GIVEN REQUEST:
Copy every line from the material below that holds "developed".

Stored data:
....
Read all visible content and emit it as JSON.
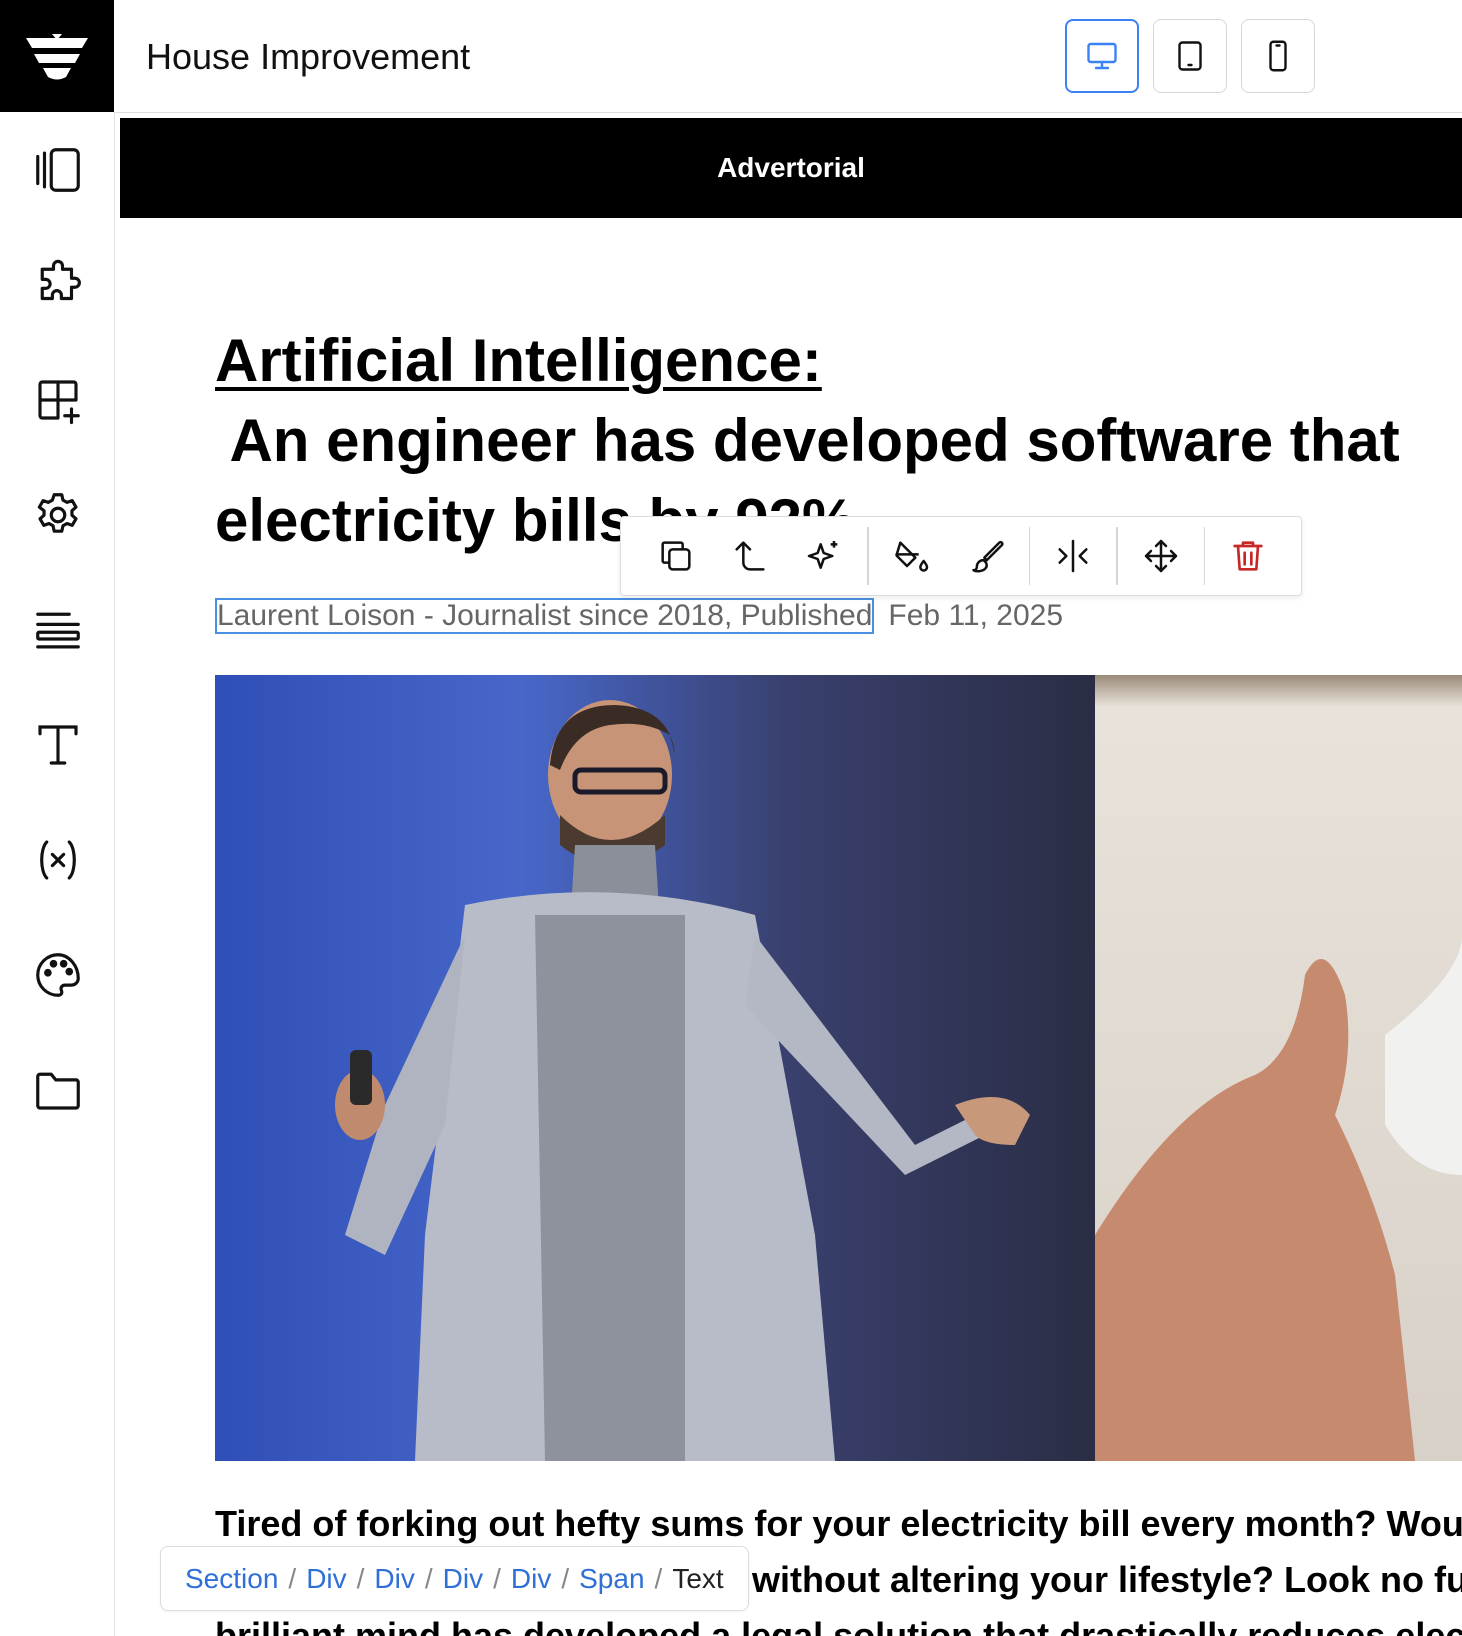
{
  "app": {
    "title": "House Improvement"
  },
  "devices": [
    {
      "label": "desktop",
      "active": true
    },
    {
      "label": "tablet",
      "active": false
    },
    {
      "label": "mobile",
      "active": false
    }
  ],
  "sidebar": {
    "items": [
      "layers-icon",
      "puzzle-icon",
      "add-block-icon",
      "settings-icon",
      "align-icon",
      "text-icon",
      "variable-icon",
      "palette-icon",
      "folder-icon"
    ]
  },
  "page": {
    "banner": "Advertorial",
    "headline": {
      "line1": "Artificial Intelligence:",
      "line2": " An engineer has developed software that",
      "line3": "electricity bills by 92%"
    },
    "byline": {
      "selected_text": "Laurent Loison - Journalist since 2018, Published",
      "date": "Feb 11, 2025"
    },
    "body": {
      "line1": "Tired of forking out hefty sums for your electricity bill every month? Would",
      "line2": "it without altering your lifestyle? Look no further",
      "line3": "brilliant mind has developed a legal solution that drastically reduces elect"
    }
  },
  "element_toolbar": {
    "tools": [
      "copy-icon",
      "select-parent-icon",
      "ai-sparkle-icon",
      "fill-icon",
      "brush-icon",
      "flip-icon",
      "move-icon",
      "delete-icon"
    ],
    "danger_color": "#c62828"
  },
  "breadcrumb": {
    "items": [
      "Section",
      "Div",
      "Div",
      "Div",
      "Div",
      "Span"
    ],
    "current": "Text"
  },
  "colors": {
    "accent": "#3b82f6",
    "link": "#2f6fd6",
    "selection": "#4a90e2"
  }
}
....
SOLUTION TO THE PROBLEM:
      "line2": " An engineer has developed software that",
      "line3": "brilliant mind has developed a legal solution that drastically reduces elect"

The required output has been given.